EXTRACTED INFORMATION -
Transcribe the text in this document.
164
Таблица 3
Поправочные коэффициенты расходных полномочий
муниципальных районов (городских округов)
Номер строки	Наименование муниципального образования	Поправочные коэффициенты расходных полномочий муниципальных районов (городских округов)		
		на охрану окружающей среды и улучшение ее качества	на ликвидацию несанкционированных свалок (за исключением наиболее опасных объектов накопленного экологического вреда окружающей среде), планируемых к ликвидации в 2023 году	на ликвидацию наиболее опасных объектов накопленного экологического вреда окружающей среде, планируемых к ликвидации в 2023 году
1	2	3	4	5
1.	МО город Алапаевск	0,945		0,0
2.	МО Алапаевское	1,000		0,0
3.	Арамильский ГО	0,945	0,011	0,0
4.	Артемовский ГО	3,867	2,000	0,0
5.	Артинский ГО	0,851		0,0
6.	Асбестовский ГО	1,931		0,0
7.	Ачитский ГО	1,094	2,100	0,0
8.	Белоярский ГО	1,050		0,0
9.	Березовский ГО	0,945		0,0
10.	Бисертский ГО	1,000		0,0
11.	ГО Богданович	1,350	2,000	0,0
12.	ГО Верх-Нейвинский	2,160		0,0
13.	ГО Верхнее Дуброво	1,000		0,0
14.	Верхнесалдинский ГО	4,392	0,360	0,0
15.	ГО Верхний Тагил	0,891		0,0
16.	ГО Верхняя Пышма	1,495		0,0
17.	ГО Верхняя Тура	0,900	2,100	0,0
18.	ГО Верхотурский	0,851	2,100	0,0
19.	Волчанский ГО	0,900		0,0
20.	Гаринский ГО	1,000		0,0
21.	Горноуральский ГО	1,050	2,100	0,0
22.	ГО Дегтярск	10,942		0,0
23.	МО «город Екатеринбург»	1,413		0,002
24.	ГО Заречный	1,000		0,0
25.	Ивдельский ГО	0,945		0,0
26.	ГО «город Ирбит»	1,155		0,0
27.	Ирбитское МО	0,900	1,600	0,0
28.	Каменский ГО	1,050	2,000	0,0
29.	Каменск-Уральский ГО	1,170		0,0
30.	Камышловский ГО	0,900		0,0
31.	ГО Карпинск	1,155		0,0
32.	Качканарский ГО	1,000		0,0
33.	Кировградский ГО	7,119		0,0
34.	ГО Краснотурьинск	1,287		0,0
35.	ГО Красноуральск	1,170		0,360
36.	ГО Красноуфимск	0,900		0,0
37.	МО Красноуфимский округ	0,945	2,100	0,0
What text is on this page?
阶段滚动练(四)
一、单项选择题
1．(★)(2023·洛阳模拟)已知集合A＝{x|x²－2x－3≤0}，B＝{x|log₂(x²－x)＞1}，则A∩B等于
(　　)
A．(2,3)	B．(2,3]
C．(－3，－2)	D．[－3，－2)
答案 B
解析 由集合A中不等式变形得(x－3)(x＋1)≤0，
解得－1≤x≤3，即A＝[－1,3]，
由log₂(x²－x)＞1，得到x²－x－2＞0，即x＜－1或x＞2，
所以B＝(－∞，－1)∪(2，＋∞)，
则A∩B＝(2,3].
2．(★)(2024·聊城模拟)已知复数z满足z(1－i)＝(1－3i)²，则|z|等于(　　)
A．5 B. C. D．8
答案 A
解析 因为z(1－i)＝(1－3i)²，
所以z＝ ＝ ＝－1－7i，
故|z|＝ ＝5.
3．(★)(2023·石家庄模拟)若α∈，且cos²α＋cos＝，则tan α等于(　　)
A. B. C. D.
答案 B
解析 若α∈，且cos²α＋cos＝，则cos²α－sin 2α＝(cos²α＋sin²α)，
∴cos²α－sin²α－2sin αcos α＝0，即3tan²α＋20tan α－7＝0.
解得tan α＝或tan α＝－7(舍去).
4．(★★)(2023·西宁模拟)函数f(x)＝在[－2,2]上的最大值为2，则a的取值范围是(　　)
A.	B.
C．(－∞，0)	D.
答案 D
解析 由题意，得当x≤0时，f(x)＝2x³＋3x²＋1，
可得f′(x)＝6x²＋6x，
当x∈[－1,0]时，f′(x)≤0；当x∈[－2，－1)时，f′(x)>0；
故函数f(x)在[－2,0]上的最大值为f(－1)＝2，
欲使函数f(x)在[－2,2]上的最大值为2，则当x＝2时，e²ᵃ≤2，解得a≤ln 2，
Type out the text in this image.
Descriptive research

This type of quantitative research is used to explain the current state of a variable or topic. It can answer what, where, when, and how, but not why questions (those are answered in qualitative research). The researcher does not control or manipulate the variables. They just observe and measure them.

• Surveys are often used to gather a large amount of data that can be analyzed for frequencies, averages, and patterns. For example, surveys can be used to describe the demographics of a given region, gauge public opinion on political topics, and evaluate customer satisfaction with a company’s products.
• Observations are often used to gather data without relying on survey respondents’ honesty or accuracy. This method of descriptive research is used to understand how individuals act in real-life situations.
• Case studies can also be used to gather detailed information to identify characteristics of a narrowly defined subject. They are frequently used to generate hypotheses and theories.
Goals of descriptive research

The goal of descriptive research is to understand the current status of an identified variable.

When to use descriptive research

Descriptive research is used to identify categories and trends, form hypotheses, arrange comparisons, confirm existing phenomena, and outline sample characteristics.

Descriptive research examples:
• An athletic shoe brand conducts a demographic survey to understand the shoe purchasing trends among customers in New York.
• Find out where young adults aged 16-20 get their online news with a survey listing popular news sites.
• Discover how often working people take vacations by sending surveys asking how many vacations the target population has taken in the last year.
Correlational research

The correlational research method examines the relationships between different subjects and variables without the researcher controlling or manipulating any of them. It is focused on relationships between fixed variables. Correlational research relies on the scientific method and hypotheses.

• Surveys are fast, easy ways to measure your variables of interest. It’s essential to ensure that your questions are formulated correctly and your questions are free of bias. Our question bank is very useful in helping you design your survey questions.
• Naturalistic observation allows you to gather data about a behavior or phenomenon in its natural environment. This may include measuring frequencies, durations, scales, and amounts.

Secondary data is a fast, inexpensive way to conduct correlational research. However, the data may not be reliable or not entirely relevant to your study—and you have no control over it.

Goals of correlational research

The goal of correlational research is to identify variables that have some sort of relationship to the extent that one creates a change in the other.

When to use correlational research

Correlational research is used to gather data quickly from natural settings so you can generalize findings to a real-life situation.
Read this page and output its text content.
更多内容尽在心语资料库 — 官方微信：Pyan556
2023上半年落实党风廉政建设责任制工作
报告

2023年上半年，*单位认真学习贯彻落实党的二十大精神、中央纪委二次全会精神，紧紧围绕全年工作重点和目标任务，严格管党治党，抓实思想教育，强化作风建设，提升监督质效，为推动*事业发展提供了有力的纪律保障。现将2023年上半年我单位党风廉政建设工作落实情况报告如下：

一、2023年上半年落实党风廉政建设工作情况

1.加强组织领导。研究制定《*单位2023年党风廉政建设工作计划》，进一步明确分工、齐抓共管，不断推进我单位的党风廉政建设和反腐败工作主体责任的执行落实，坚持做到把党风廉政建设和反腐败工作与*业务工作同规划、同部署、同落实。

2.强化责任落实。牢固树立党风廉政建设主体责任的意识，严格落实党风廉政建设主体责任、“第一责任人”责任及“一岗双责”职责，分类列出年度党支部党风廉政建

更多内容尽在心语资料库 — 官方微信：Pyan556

GOAL OF THE EXERCISE - Set down all of the entries exactly, please.

RESULT -
Transcribe the text in this document.
164
Таблица 3
Поправочные коэффициенты расходных полномочий
муниципальных районов (городских округов)
Номер строки	Наименование муниципального образования	Поправочные коэффициенты расходных полномочий муниципальных районов (городских округов)		
		на охрану окружающей среды и улучшение ее качества	на ликвидацию несанкционированных свалок (за исключением наиболее опасных объектов накопленного экологического вреда окружающей среде), планируемых к ликвидации в 2023 году	на ликвидацию наиболее опасных объектов накопленного экологического вреда окружающей среде, планируемых к ликвидации в 2023 году
1	2	3	4	5
1.	МО город Алапаевск	0,945		0,0
2.	МО Алапаевское	1,000		0,0
3.	Арамильский ГО	0,945	0,011	0,0
4.	Артемовский ГО	3,867	2,000	0,0
5.	Артинский ГО	0,851		0,0
6.	Асбестовский ГО	1,931		0,0
7.	Ачитский ГО	1,094	2,100	0,0
8.	Белоярский ГО	1,050		0,0
9.	Березовский ГО	0,945		0,0
10.	Бисертский ГО	1,000		0,0
11.	ГО Богданович	1,350	2,000	0,0
12.	ГО Верх-Нейвинский	2,160		0,0
13.	ГО Верхнее Дуброво	1,000		0,0
14.	Верхнесалдинский ГО	4,392	0,360	0,0
15.	ГО Верхний Тагил	0,891		0,0
16.	ГО Верхняя Пышма	1,495		0,0
17.	ГО Верхняя Тура	0,900	2,100	0,0
18.	ГО Верхотурский	0,851	2,100	0,0
19.	Волчанский ГО	0,900		0,0
20.	Гаринский ГО	1,000		0,0
21.	Горноуральский ГО	1,050	2,100	0,0
22.	ГО Дегтярск	10,942		0,0
23.	МО «город Екатеринбург»	1,413		0,002
24.	ГО Заречный	1,000		0,0
25.	Ивдельский ГО	0,945		0,0
26.	ГО «город Ирбит»	1,155		0,0
27.	Ирбитское МО	0,900	1,600	0,0
28.	Каменский ГО	1,050	2,000	0,0
29.	Каменск-Уральский ГО	1,170		0,0
30.	Камышловский ГО	0,900		0,0
31.	ГО Карпинск	1,155		0,0
32.	Качканарский ГО	1,000		0,0
33.	Кировградский ГО	7,119		0,0
34.	ГО Краснотурьинск	1,287		0,0
35.	ГО Красноуральск	1,170		0,360
36.	ГО Красноуфимск	0,900		0,0
37.	МО Красноуфимский округ	0,945	2,100	0,0
What text is on this page?
阶段滚动练(四)
一、单项选择题
1．(★)(2023·洛阳模拟)已知集合A＝{x|x²－2x－3≤0}，B＝{x|log₂(x²－x)＞1}，则A∩B等于
(　　)
A．(2,3)	B．(2,3]
C．(－3，－2)	D．[－3，－2)
答案 B
解析 由集合A中不等式变形得(x－3)(x＋1)≤0，
解得－1≤x≤3，即A＝[－1,3]，
由log₂(x²－x)＞1，得到x²－x－2＞0，即x＜－1或x＞2，
所以B＝(－∞，－1)∪(2，＋∞)，
则A∩B＝(2,3].
2．(★)(2024·聊城模拟)已知复数z满足z(1－i)＝(1－3i)²，则|z|等于(　　)
A．5 B. C. D．8
答案 A
解析 因为z(1－i)＝(1－3i)²，
所以z＝ ＝ ＝－1－7i，
故|z|＝ ＝5.
3．(★)(2023·石家庄模拟)若α∈，且cos²α＋cos＝，则tan α等于(　　)
A. B. C. D.
答案 B
解析 若α∈，且cos²α＋cos＝，则cos²α－sin 2α＝(cos²α＋sin²α)，
∴cos²α－sin²α－2sin αcos α＝0，即3tan²α＋20tan α－7＝0.
解得tan α＝或tan α＝－7(舍去).
4．(★★)(2023·西宁模拟)函数f(x)＝在[－2,2]上的最大值为2，则a的取值范围是(　　)
A.	B.
C．(－∞，0)	D.
答案 D
解析 由题意，得当x≤0时，f(x)＝2x³＋3x²＋1，
可得f′(x)＝6x²＋6x，
当x∈[－1,0]时，f′(x)≤0；当x∈[－2，－1)时，f′(x)>0；
故函数f(x)在[－2,0]上的最大值为f(－1)＝2，
欲使函数f(x)在[－2,2]上的最大值为2，则当x＝2时，e²ᵃ≤2，解得a≤ln 2，
Type out the text in this image.
Descriptive research

This type of quantitative research is used to explain the current state of a variable or topic. It can answer what, where, when, and how, but not why questions (those are answered in qualitative research). The researcher does not control or manipulate the variables. They just observe and measure them.

• Surveys are often used to gather a large amount of data that can be analyzed for frequencies, averages, and patterns. For example, surveys can be used to describe the demographics of a given region, gauge public opinion on political topics, and evaluate customer satisfaction with a company’s products.
• Observations are often used to gather data without relying on survey respondents’ honesty or accuracy. This method of descriptive research is used to understand how individuals act in real-life situations.
• Case studies can also be used to gather detailed information to identify characteristics of a narrowly defined subject. They are frequently used to generate hypotheses and theories.
Goals of descriptive research

The goal of descriptive research is to understand the current status of an identified variable.

When to use descriptive research

Descriptive research is used to identify categories and trends, form hypotheses, arrange comparisons, confirm existing phenomena, and outline sample characteristics.

Descriptive research examples:
• An athletic shoe brand conducts a demographic survey to understand the shoe purchasing trends among customers in New York.
• Find out where young adults aged 16-20 get their online news with a survey listing popular news sites.
• Discover how often working people take vacations by sending surveys asking how many vacations the target population has taken in the last year.
Correlational research

The correlational research method examines the relationships between different subjects and variables without the researcher controlling or manipulating any of them. It is focused on relationships between fixed variables. Correlational research relies on the scientific method and hypotheses.

• Surveys are fast, easy ways to measure your variables of interest. It’s essential to ensure that your questions are formulated correctly and your questions are free of bias. Our question bank is very useful in helping you design your survey questions.
• Naturalistic observation allows you to gather data about a behavior or phenomenon in its natural environment. This may include measuring frequencies, durations, scales, and amounts.

Secondary data is a fast, inexpensive way to conduct correlational research. However, the data may not be reliable or not entirely relevant to your study—and you have no control over it.

Goals of correlational research

The goal of correlational research is to identify variables that have some sort of relationship to the extent that one creates a change in the other.

When to use correlational research

Correlational research is used to gather data quickly from natural settings so you can generalize findings to a real-life situation.
Read this page and output its text content.
更多内容尽在心语资料库 — 官方微信：Pyan556
2023上半年落实党风廉政建设责任制工作
报告

2023年上半年，*单位认真学习贯彻落实党的二十大精神、中央纪委二次全会精神，紧紧围绕全年工作重点和目标任务，严格管党治党，抓实思想教育，强化作风建设，提升监督质效，为推动*事业发展提供了有力的纪律保障。现将2023年上半年我单位党风廉政建设工作落实情况报告如下：

一、2023年上半年落实党风廉政建设工作情况

1.加强组织领导。研究制定《*单位2023年党风廉政建设工作计划》，进一步明确分工、齐抓共管，不断推进我单位的党风廉政建设和反腐败工作主体责任的执行落实，坚持做到把党风廉政建设和反腐败工作与*业务工作同规划、同部署、同落实。

2.强化责任落实。牢固树立党风廉政建设主体责任的意识，严格落实党风廉政建设主体责任、“第一责任人”责任及“一岗双责”职责，分类列出年度党支部党风廉政建

更多内容尽在心语资料库 — 官方微信：Pyan556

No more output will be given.